▶ **Required task**
Below is a set of records. Repeat all of them exactly.
--- start Data provided ---
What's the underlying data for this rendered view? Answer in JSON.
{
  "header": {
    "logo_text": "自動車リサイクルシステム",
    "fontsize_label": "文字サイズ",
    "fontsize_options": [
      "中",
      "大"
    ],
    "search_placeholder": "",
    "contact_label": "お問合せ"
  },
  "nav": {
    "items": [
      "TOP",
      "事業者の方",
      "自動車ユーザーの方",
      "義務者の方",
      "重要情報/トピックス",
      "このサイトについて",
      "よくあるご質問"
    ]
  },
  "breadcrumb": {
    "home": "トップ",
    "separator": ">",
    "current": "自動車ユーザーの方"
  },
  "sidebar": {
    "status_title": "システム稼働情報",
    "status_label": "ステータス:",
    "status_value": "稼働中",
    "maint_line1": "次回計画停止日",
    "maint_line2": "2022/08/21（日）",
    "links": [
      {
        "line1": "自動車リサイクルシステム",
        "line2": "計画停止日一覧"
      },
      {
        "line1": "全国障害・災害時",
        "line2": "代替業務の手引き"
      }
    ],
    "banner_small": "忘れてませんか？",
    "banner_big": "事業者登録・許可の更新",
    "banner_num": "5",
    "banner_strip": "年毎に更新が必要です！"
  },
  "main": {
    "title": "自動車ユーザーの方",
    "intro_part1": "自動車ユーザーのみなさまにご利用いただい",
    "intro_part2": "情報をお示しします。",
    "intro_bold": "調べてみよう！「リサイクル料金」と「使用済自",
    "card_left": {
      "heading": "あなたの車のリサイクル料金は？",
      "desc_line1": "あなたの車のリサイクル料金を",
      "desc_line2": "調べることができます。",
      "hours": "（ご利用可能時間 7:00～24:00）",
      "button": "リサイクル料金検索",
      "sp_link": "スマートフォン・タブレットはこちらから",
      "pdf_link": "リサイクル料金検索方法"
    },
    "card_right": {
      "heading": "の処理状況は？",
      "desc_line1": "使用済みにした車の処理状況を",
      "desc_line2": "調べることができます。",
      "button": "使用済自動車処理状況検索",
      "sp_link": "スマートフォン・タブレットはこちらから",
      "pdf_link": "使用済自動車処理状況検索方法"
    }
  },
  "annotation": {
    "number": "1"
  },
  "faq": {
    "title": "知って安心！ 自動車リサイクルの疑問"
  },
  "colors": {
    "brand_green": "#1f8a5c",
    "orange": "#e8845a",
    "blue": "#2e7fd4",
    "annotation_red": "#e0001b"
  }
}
--- end Data provided ---
▶ **Output for this exercise**
What's the underlying data for this rendered view? Answer in JSON.
{
  "header": {
    "logo_text": "自動車リサイクルシステム",
    "fontsize_label": "文字サイズ",
    "fontsize_options": [
      "中",
      "大"
    ],
    "search_placeholder": "",
    "contact_label": "お問合せ"
  },
  "nav": {
    "items": [
      "TOP",
      "事業者の方",
      "自動車ユーザーの方",
      "義務者の方",
      "重要情報/トピックス",
      "このサイトについて",
      "よくあるご質問"
    ]
  },
  "breadcrumb": {
    "home": "トップ",
    "separator": ">",
    "current": "自動車ユーザーの方"
  },
  "sidebar": {
    "status_title": "システム稼働情報",
    "status_label": "ステータス:",
    "status_value": "稼働中",
    "maint_line1": "次回計画停止日",
    "maint_line2": "2022/08/21（日）",
    "links": [
      {
        "line1": "自動車リサイクルシステム",
        "line2": "計画停止日一覧"
      },
      {
        "line1": "全国障害・災害時",
        "line2": "代替業務の手引き"
      }
    ],
    "banner_small": "忘れてませんか？",
    "banner_big": "事業者登録・許可の更新",
    "banner_num": "5",
    "banner_strip": "年毎に更新が必要です！"
  },
  "main": {
    "title": "自動車ユーザーの方",
    "intro_part1": "自動車ユーザーのみなさまにご利用いただい",
    "intro_part2": "情報をお示しします。",
    "intro_bold": "調べてみよう！「リサイクル料金」と「使用済自",
    "card_left": {
      "heading": "あなたの車のリサイクル料金は？",
      "desc_line1": "あなたの車のリサイクル料金を",
      "desc_line2": "調べることができます。",
      "hours": "（ご利用可能時間 7:00～24:00）",
      "button": "リサイクル料金検索",
      "sp_link": "スマートフォン・タブレットはこちらから",
      "pdf_link": "リサイクル料金検索方法"
    },
    "card_right": {
      "heading": "の処理状況は？",
      "desc_line1": "使用済みにした車の処理状況を",
      "desc_line2": "調べることができます。",
      "button": "使用済自動車処理状況検索",
      "sp_link": "スマートフォン・タブレットはこちらから",
      "pdf_link": "使用済自動車処理状況検索方法"
    }
  },
  "annotation": {
    "number": "1"
  },
  "faq": {
    "title": "知って安心！ 自動車リサイクルの疑問"
  },
  "colors": {
    "brand_green": "#1f8a5c",
    "orange": "#e8845a",
    "blue": "#2e7fd4",
    "annotation_red": "#e0001b"
  }
}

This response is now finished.